--- Source material ---
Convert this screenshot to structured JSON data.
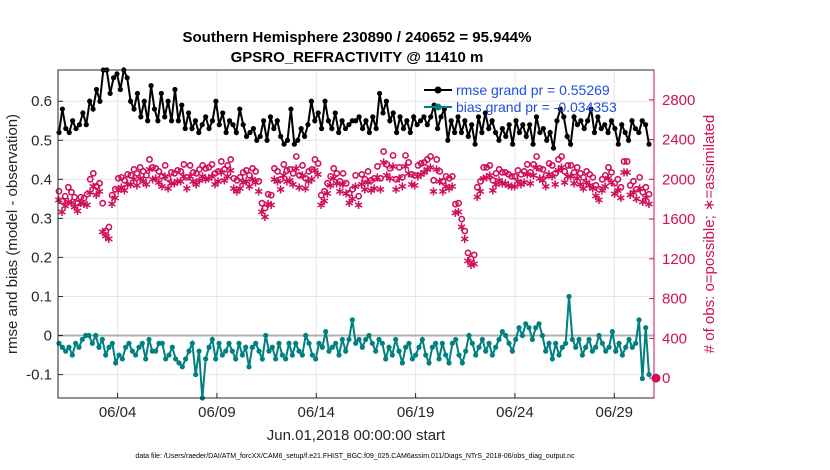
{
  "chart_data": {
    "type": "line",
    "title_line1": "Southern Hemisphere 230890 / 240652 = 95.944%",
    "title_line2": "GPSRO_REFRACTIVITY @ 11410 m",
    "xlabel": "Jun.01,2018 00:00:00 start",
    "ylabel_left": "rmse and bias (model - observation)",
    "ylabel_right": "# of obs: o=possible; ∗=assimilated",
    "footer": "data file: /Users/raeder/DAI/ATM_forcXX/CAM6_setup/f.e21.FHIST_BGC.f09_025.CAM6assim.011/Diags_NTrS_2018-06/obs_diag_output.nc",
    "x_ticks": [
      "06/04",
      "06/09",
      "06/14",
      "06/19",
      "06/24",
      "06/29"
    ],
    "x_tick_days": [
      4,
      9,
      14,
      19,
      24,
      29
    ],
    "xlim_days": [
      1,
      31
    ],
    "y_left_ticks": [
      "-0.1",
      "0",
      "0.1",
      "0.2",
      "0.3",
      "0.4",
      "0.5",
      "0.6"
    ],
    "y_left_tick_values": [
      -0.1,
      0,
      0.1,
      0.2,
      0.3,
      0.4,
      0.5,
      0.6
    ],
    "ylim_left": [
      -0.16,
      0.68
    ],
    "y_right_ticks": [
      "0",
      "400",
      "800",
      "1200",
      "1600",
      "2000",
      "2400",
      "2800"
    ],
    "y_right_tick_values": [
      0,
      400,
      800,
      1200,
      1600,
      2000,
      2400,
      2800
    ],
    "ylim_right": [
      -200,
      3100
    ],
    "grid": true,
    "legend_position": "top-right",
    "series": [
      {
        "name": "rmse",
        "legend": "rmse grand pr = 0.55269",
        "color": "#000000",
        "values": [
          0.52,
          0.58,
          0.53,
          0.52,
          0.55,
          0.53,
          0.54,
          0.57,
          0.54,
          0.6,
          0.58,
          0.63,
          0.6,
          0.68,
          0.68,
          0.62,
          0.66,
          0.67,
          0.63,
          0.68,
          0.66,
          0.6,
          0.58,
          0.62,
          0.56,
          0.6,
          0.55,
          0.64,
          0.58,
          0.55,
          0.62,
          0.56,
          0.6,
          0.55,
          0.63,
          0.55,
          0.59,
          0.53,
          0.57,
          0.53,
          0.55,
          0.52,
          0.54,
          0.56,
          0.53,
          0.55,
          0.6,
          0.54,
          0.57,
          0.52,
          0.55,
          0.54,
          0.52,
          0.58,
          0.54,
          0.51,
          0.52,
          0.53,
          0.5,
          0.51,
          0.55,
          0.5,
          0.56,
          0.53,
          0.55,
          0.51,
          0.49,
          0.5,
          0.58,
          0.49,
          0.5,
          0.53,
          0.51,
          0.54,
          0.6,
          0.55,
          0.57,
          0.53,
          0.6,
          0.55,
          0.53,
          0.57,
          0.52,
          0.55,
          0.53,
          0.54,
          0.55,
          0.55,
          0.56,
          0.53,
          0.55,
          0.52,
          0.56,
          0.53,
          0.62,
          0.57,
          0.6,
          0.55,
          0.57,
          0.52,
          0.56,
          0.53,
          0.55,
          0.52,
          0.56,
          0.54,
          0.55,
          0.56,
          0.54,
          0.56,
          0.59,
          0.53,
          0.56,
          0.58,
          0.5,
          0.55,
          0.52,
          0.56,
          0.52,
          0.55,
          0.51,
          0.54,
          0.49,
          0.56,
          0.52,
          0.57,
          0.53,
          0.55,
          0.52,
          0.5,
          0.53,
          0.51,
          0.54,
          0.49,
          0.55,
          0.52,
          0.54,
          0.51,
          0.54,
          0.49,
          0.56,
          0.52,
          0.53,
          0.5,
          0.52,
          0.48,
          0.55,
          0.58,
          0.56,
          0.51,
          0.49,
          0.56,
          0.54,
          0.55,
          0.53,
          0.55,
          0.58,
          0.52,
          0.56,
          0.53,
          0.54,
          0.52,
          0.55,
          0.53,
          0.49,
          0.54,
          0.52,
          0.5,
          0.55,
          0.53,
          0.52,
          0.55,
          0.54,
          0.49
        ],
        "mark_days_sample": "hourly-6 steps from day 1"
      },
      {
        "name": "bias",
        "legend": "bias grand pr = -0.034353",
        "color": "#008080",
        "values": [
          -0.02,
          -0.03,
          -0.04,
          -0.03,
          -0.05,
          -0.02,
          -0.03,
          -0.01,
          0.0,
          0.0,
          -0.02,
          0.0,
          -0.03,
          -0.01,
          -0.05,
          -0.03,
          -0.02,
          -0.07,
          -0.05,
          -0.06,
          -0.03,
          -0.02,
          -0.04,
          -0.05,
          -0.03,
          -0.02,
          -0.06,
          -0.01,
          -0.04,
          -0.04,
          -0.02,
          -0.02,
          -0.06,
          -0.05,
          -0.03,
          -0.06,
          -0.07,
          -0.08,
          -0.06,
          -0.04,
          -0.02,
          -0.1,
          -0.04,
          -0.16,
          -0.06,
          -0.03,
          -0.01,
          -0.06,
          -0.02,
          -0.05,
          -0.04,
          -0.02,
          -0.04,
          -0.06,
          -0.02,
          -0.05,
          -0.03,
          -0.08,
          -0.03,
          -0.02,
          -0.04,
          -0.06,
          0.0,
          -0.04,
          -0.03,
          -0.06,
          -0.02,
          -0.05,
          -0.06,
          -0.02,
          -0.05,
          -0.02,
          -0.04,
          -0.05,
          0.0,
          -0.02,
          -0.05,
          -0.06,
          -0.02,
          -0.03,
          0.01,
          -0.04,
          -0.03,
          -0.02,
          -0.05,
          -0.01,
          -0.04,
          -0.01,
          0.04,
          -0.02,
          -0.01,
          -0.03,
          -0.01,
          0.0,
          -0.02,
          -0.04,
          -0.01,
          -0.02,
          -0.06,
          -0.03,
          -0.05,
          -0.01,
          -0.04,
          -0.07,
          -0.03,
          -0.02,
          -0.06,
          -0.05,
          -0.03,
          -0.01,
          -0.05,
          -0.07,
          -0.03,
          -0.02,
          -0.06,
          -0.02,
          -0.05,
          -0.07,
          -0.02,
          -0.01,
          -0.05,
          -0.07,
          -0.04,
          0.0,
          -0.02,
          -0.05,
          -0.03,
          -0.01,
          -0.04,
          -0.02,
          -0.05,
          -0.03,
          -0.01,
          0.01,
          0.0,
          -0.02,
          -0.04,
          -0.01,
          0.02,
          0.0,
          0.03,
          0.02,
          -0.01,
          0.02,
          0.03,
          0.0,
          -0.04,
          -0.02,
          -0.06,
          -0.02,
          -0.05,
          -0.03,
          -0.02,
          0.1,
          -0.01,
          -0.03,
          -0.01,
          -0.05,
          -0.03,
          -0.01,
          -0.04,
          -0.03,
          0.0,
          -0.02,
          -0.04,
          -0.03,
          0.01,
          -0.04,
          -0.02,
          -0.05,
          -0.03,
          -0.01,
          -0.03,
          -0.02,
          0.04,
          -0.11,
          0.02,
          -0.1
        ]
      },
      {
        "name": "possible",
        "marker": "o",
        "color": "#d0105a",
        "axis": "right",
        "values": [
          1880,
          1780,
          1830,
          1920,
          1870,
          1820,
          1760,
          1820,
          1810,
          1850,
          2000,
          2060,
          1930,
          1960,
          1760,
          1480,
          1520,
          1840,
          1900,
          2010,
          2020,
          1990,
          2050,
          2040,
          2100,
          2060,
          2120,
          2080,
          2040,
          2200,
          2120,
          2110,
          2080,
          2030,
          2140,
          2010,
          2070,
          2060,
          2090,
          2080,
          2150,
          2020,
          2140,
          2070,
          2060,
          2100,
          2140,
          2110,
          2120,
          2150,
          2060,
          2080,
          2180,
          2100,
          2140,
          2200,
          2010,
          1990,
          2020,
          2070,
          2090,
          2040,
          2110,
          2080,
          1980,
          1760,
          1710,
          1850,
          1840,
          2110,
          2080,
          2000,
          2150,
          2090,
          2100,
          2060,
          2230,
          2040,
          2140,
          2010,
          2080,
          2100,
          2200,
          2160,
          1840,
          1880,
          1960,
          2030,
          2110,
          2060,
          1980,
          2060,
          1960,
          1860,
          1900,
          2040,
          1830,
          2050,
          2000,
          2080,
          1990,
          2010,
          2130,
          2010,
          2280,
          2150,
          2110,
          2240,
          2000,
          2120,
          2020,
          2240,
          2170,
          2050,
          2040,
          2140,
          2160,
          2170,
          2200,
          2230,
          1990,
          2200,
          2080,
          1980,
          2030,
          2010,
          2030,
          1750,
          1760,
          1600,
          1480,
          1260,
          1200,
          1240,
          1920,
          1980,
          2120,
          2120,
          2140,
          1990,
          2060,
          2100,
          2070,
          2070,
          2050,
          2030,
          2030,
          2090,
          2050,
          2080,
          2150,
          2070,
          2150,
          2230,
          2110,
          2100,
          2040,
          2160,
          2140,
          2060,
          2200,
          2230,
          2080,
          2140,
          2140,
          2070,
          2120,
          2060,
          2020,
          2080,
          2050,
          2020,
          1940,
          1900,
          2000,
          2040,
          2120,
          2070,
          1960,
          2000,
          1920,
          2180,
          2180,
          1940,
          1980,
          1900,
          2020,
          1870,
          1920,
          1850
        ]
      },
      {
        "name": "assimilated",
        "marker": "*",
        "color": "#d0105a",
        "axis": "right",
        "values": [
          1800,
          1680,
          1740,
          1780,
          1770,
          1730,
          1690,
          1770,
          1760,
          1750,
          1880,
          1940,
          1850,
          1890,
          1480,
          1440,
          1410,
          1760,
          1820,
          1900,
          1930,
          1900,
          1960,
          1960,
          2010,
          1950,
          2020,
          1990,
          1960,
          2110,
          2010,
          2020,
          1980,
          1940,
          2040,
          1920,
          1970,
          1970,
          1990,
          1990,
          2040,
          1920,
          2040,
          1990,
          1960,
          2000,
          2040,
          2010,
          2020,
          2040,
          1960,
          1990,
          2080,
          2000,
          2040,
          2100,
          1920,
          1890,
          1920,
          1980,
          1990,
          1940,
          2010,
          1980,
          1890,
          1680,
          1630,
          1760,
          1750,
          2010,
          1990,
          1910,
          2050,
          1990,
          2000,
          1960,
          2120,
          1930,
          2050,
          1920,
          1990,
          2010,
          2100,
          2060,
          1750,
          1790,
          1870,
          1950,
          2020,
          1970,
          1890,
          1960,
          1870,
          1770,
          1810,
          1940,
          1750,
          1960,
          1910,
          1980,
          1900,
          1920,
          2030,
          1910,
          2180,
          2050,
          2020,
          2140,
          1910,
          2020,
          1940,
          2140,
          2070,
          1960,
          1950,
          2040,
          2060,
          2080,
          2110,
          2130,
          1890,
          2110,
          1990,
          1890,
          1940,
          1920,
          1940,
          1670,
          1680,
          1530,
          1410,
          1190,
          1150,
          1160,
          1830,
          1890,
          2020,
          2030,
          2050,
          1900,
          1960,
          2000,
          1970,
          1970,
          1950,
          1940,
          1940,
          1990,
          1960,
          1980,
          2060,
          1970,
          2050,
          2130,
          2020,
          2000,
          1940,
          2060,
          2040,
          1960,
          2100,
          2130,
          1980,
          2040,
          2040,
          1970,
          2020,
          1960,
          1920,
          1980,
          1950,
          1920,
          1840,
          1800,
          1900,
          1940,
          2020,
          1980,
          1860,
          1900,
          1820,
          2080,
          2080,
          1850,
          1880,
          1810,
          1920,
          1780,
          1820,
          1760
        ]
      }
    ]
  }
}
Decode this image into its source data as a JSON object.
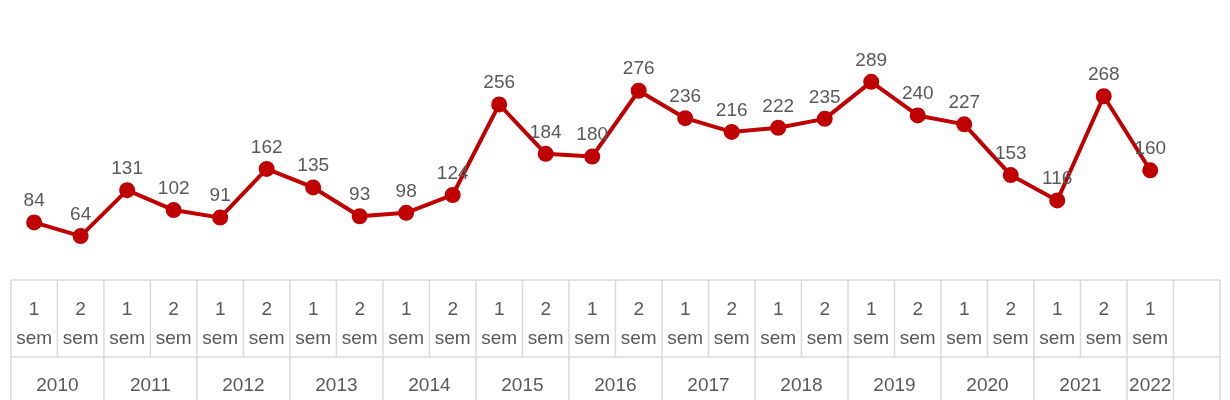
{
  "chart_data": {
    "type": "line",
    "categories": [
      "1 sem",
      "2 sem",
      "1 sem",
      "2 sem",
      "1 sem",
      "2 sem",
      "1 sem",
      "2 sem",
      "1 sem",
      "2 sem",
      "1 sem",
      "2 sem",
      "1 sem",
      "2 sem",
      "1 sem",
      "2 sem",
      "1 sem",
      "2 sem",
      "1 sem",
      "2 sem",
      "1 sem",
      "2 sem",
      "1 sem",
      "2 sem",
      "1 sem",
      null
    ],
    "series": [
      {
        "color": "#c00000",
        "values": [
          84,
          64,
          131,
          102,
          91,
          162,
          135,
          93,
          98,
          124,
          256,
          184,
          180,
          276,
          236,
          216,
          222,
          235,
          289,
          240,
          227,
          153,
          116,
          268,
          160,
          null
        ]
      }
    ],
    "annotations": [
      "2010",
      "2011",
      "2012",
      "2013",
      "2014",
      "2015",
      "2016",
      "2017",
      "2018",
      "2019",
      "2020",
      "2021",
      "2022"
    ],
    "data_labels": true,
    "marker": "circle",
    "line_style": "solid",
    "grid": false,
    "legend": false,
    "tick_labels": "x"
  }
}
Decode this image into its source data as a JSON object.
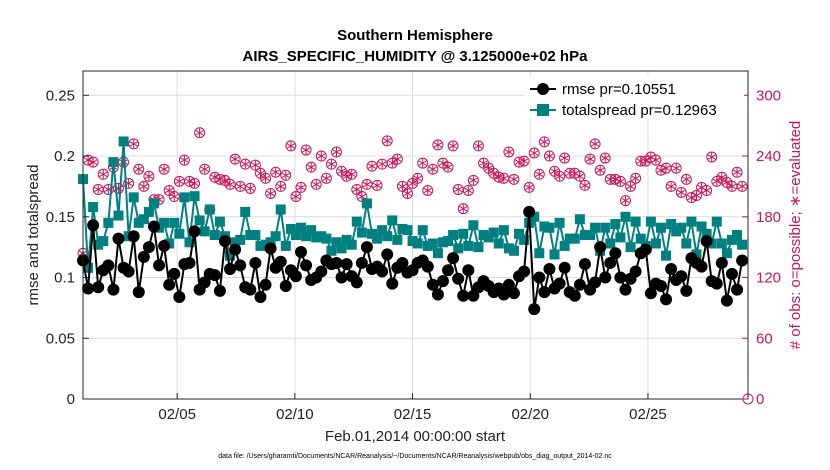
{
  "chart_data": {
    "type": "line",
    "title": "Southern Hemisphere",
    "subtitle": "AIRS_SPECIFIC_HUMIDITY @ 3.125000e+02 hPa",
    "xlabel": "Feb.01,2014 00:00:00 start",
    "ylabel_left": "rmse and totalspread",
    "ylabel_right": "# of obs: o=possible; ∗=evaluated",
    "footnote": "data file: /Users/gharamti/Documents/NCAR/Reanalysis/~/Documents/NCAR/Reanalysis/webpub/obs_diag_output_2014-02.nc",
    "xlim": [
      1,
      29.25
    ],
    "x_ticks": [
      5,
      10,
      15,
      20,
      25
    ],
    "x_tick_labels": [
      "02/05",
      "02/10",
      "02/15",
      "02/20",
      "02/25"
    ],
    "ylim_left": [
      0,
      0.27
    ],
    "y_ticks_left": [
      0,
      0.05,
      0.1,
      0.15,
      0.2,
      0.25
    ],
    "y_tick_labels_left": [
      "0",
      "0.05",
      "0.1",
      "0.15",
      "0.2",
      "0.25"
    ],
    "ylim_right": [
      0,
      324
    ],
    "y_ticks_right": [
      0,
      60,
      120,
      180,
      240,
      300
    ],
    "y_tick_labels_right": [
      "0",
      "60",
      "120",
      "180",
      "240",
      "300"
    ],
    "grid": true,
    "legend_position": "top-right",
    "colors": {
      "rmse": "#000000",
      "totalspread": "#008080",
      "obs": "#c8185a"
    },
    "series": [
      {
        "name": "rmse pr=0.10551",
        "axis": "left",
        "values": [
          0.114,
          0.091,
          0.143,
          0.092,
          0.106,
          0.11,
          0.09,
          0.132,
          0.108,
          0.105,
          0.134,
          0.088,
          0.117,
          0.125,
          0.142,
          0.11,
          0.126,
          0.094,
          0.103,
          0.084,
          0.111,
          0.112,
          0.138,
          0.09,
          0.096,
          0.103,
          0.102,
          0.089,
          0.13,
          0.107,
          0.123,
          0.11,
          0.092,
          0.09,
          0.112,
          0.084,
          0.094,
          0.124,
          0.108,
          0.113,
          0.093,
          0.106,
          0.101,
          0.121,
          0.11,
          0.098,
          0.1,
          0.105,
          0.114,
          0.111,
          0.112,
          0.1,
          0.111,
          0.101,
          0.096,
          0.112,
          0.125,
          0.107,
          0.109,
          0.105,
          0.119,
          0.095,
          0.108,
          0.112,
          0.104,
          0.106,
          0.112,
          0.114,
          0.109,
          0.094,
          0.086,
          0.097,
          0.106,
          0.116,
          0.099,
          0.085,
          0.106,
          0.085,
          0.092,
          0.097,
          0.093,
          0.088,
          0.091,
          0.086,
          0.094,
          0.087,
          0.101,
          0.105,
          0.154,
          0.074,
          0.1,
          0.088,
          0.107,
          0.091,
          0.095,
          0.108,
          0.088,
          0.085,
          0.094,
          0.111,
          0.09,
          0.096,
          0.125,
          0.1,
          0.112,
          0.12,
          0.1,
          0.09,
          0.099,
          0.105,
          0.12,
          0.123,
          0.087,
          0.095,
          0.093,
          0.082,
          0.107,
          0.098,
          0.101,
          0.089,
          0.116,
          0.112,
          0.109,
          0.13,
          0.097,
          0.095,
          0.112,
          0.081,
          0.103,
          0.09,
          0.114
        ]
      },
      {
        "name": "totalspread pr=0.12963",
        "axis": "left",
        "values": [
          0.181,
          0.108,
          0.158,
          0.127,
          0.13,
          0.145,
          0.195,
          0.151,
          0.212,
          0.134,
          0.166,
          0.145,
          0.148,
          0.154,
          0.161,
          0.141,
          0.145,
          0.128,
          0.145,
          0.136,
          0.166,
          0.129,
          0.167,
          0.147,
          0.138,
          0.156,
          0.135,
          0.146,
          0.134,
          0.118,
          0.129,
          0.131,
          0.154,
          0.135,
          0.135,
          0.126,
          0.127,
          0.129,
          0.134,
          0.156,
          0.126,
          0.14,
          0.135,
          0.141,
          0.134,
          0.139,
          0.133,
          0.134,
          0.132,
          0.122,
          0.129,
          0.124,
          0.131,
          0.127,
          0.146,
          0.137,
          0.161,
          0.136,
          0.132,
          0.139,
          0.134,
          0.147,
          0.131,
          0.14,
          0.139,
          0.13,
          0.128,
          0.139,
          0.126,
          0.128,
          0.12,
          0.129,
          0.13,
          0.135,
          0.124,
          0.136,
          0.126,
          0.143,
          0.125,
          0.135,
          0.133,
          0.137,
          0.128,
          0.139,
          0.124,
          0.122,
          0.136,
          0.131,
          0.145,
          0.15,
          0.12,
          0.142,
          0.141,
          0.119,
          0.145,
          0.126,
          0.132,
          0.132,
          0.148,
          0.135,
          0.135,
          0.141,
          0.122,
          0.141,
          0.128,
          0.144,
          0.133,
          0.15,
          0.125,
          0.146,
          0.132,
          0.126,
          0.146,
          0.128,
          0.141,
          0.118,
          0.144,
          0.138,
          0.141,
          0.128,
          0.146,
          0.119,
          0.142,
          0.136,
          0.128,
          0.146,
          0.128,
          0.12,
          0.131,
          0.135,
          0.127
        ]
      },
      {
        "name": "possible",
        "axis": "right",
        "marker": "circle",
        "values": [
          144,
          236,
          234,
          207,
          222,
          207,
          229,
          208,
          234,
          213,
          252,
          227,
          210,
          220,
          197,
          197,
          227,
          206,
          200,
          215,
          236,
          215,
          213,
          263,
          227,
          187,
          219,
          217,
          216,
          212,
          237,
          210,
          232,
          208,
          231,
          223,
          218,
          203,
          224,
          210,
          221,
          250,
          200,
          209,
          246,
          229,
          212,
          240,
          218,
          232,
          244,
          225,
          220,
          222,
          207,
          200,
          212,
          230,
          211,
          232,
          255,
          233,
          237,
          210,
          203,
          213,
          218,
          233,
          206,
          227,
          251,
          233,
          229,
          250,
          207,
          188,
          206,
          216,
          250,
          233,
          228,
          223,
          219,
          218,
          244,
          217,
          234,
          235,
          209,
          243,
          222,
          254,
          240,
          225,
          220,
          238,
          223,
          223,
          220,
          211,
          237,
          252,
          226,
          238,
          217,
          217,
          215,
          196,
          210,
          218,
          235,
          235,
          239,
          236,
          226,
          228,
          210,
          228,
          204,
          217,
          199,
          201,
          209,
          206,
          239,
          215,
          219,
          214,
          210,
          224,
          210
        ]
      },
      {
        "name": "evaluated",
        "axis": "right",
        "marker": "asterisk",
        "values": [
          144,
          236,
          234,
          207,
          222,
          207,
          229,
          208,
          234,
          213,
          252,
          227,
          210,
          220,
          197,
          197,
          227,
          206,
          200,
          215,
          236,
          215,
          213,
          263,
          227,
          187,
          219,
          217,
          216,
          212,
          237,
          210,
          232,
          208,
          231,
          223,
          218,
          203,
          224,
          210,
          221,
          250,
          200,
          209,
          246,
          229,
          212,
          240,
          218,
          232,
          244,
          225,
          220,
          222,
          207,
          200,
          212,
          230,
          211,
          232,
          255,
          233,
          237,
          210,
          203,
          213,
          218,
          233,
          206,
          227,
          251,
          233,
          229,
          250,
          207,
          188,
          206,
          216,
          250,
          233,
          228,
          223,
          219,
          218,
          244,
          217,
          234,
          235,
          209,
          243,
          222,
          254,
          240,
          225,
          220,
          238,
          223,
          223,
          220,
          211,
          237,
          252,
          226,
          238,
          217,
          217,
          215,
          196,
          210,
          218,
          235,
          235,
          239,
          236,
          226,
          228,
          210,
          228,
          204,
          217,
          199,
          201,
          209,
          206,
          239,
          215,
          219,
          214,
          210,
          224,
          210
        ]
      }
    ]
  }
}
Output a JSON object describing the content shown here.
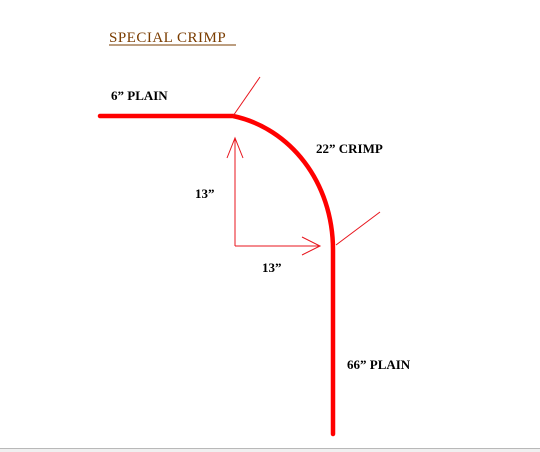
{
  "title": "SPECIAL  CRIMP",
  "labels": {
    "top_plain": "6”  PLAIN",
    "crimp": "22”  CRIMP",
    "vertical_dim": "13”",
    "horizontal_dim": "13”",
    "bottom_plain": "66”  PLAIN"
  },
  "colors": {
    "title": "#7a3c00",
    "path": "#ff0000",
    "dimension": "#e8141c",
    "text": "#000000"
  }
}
---
-- Goal --
The required output is the lines from the one containing "Output a JSON" through the end of the records above, reproduced exactly, with no pictures.

-- Response to this task --
Output a JSON object describing the content shown here.
{
  "title": "SPECIAL  CRIMP",
  "labels": {
    "top_plain": "6”  PLAIN",
    "crimp": "22”  CRIMP",
    "vertical_dim": "13”",
    "horizontal_dim": "13”",
    "bottom_plain": "66”  PLAIN"
  },
  "colors": {
    "title": "#7a3c00",
    "path": "#ff0000",
    "dimension": "#e8141c",
    "text": "#000000"
  }
}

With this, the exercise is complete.